[Start of Data for this exercise]

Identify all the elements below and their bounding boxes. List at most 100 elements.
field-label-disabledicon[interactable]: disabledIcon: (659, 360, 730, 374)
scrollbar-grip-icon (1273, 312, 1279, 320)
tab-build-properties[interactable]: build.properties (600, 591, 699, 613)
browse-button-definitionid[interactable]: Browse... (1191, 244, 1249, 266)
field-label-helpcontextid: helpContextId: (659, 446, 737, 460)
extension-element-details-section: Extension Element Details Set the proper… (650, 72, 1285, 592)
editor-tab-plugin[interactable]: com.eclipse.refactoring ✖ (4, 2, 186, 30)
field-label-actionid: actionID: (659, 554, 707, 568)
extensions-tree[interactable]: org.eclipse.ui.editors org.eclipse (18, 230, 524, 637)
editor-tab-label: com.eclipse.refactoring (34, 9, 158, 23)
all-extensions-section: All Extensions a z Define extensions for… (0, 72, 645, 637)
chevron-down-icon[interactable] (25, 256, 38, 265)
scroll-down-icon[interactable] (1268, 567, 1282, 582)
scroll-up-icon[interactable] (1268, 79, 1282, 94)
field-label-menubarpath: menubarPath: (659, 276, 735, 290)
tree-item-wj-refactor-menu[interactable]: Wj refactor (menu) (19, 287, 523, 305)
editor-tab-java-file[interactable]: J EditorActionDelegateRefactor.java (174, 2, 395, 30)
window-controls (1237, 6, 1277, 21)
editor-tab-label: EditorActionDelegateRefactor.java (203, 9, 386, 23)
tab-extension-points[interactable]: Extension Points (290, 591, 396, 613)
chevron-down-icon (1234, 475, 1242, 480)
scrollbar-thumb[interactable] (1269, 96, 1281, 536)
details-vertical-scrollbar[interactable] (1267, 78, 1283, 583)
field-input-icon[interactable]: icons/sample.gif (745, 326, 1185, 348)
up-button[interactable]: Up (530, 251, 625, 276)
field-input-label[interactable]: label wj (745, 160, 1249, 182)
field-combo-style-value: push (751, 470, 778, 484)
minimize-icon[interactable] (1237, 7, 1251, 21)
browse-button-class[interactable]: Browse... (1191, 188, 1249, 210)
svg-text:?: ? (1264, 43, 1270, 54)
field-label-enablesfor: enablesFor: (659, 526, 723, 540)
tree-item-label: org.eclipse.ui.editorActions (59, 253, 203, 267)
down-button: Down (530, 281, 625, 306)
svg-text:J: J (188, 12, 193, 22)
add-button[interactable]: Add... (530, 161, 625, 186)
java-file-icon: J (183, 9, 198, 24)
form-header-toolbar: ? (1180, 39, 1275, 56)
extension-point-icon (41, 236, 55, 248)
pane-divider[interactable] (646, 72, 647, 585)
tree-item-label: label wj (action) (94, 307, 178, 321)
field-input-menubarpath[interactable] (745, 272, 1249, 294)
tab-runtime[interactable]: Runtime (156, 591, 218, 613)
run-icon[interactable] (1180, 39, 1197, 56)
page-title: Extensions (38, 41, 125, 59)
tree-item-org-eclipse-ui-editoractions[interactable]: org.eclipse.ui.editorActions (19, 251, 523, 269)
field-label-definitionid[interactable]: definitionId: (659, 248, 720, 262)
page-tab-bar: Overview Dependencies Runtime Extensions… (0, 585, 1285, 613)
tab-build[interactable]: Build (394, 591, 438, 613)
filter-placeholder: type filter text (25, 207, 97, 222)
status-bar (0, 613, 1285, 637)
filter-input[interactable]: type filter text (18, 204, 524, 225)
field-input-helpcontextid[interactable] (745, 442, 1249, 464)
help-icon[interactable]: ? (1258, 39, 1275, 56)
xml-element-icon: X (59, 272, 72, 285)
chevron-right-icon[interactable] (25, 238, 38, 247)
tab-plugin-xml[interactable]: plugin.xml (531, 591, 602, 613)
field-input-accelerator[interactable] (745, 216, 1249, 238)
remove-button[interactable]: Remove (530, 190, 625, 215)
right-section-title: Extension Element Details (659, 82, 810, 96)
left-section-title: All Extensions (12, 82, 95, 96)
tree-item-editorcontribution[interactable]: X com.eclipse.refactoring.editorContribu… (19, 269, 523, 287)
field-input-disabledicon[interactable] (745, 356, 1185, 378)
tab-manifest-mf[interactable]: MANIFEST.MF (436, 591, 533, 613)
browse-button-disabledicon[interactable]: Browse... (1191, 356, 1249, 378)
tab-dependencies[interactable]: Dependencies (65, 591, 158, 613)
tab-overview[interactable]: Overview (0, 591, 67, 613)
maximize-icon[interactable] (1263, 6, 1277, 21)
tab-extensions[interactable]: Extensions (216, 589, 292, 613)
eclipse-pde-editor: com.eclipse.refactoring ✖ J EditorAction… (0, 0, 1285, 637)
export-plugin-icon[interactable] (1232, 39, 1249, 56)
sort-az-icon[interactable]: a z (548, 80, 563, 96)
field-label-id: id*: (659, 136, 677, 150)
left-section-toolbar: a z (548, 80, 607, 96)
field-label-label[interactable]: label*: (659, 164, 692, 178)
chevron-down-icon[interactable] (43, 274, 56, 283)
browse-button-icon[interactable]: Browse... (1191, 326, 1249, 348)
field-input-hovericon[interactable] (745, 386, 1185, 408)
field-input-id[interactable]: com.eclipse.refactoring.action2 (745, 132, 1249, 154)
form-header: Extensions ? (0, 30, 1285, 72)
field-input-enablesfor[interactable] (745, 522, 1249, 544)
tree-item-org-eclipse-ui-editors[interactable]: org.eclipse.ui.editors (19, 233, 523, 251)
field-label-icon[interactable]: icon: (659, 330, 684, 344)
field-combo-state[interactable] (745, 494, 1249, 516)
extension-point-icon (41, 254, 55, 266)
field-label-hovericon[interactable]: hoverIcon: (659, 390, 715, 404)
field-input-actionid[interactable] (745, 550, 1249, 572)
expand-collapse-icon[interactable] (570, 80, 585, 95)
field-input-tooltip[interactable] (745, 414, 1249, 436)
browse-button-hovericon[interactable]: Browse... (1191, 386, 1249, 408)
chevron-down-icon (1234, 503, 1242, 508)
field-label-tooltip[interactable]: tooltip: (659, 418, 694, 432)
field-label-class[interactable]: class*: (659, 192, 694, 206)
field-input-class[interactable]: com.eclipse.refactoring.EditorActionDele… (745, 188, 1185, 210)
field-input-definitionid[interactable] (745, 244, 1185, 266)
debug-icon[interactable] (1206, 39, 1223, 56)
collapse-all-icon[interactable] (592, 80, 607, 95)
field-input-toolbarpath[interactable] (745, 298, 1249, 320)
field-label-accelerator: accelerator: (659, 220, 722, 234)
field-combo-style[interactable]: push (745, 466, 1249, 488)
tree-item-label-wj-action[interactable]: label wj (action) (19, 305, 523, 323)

[End of Data for this exercise]

→ **What the task asks**: Output every line of the data above with no changes.

→ **The response**:
Identify all the elements below and their bounding boxes. List at most 100 elements.
field-label-disabledicon[interactable]: disabledIcon: (659, 360, 730, 374)
scrollbar-grip-icon (1273, 312, 1279, 320)
tab-build-properties[interactable]: build.properties (600, 591, 699, 613)
browse-button-definitionid[interactable]: Browse... (1191, 244, 1249, 266)
field-label-helpcontextid: helpContextId: (659, 446, 737, 460)
extension-element-details-section: Extension Element Details Set the proper… (650, 72, 1285, 592)
editor-tab-plugin[interactable]: com.eclipse.refactoring ✖ (4, 2, 186, 30)
field-label-actionid: actionID: (659, 554, 707, 568)
extensions-tree[interactable]: org.eclipse.ui.editors org.eclipse (18, 230, 524, 637)
editor-tab-label: com.eclipse.refactoring (34, 9, 158, 23)
all-extensions-section: All Extensions a z Define extensions for… (0, 72, 645, 637)
chevron-down-icon[interactable] (25, 256, 38, 265)
scroll-down-icon[interactable] (1268, 567, 1282, 582)
scroll-up-icon[interactable] (1268, 79, 1282, 94)
field-label-menubarpath: menubarPath: (659, 276, 735, 290)
tree-item-wj-refactor-menu[interactable]: Wj refactor (menu) (19, 287, 523, 305)
editor-tab-java-file[interactable]: J EditorActionDelegateRefactor.java (174, 2, 395, 30)
window-controls (1237, 6, 1277, 21)
editor-tab-label: EditorActionDelegateRefactor.java (203, 9, 386, 23)
tab-extension-points[interactable]: Extension Points (290, 591, 396, 613)
chevron-down-icon (1234, 475, 1242, 480)
scrollbar-thumb[interactable] (1269, 96, 1281, 536)
details-vertical-scrollbar[interactable] (1267, 78, 1283, 583)
field-input-icon[interactable]: icons/sample.gif (745, 326, 1185, 348)
up-button[interactable]: Up (530, 251, 625, 276)
field-input-label[interactable]: label wj (745, 160, 1249, 182)
field-combo-style-value: push (751, 470, 778, 484)
minimize-icon[interactable] (1237, 7, 1251, 21)
browse-button-class[interactable]: Browse... (1191, 188, 1249, 210)
svg-text:?: ? (1264, 43, 1270, 54)
field-label-enablesfor: enablesFor: (659, 526, 723, 540)
tree-item-label: org.eclipse.ui.editorActions (59, 253, 203, 267)
down-button: Down (530, 281, 625, 306)
svg-text:J: J (188, 12, 193, 22)
add-button[interactable]: Add... (530, 161, 625, 186)
java-file-icon: J (183, 9, 198, 24)
form-header-toolbar: ? (1180, 39, 1275, 56)
extension-point-icon (41, 236, 55, 248)
pane-divider[interactable] (646, 72, 647, 585)
tree-item-label: label wj (action) (94, 307, 178, 321)
field-input-menubarpath[interactable] (745, 272, 1249, 294)
tab-runtime[interactable]: Runtime (156, 591, 218, 613)
run-icon[interactable] (1180, 39, 1197, 56)
page-title: Extensions (38, 41, 125, 59)
tree-item-org-eclipse-ui-editoractions[interactable]: org.eclipse.ui.editorActions (19, 251, 523, 269)
field-label-definitionid[interactable]: definitionId: (659, 248, 720, 262)
page-tab-bar: Overview Dependencies Runtime Extensions… (0, 585, 1285, 613)
tab-build[interactable]: Build (394, 591, 438, 613)
filter-placeholder: type filter text (25, 207, 97, 222)
status-bar (0, 613, 1285, 637)
filter-input[interactable]: type filter text (18, 204, 524, 225)
field-input-helpcontextid[interactable] (745, 442, 1249, 464)
help-icon[interactable]: ? (1258, 39, 1275, 56)
xml-element-icon: X (59, 272, 72, 285)
chevron-right-icon[interactable] (25, 238, 38, 247)
tab-plugin-xml[interactable]: plugin.xml (531, 591, 602, 613)
field-input-accelerator[interactable] (745, 216, 1249, 238)
remove-button[interactable]: Remove (530, 190, 625, 215)
right-section-title: Extension Element Details (659, 82, 810, 96)
left-section-title: All Extensions (12, 82, 95, 96)
tree-item-editorcontribution[interactable]: X com.eclipse.refactoring.editorContribu… (19, 269, 523, 287)
field-input-disabledicon[interactable] (745, 356, 1185, 378)
tab-manifest-mf[interactable]: MANIFEST.MF (436, 591, 533, 613)
browse-button-disabledicon[interactable]: Browse... (1191, 356, 1249, 378)
tab-dependencies[interactable]: Dependencies (65, 591, 158, 613)
tab-overview[interactable]: Overview (0, 591, 67, 613)
maximize-icon[interactable] (1263, 6, 1277, 21)
tab-extensions[interactable]: Extensions (216, 589, 292, 613)
eclipse-pde-editor: com.eclipse.refactoring ✖ J EditorAction… (0, 0, 1285, 637)
export-plugin-icon[interactable] (1232, 39, 1249, 56)
sort-az-icon[interactable]: a z (548, 80, 563, 96)
field-label-id: id*: (659, 136, 677, 150)
left-section-toolbar: a z (548, 80, 607, 96)
field-label-label[interactable]: label*: (659, 164, 692, 178)
chevron-down-icon[interactable] (43, 274, 56, 283)
browse-button-icon[interactable]: Browse... (1191, 326, 1249, 348)
field-input-hovericon[interactable] (745, 386, 1185, 408)
field-input-id[interactable]: com.eclipse.refactoring.action2 (745, 132, 1249, 154)
form-header: Extensions ? (0, 30, 1285, 72)
field-input-enablesfor[interactable] (745, 522, 1249, 544)
tree-item-org-eclipse-ui-editors[interactable]: org.eclipse.ui.editors (19, 233, 523, 251)
field-label-icon[interactable]: icon: (659, 330, 684, 344)
field-combo-state[interactable] (745, 494, 1249, 516)
extension-point-icon (41, 254, 55, 266)
field-label-hovericon[interactable]: hoverIcon: (659, 390, 715, 404)
field-input-actionid[interactable] (745, 550, 1249, 572)
expand-collapse-icon[interactable] (570, 80, 585, 95)
field-input-tooltip[interactable] (745, 414, 1249, 436)
browse-button-hovericon[interactable]: Browse... (1191, 386, 1249, 408)
chevron-down-icon (1234, 503, 1242, 508)
field-label-tooltip[interactable]: tooltip: (659, 418, 694, 432)
field-label-class[interactable]: class*: (659, 192, 694, 206)
field-input-class[interactable]: com.eclipse.refactoring.EditorActionDele… (745, 188, 1185, 210)
field-input-definitionid[interactable] (745, 244, 1185, 266)
debug-icon[interactable] (1206, 39, 1223, 56)
collapse-all-icon[interactable] (592, 80, 607, 95)
field-input-toolbarpath[interactable] (745, 298, 1249, 320)
field-label-accelerator: accelerator: (659, 220, 722, 234)
field-combo-style[interactable]: push (745, 466, 1249, 488)
tree-item-label-wj-action[interactable]: label wj (action) (19, 305, 523, 323)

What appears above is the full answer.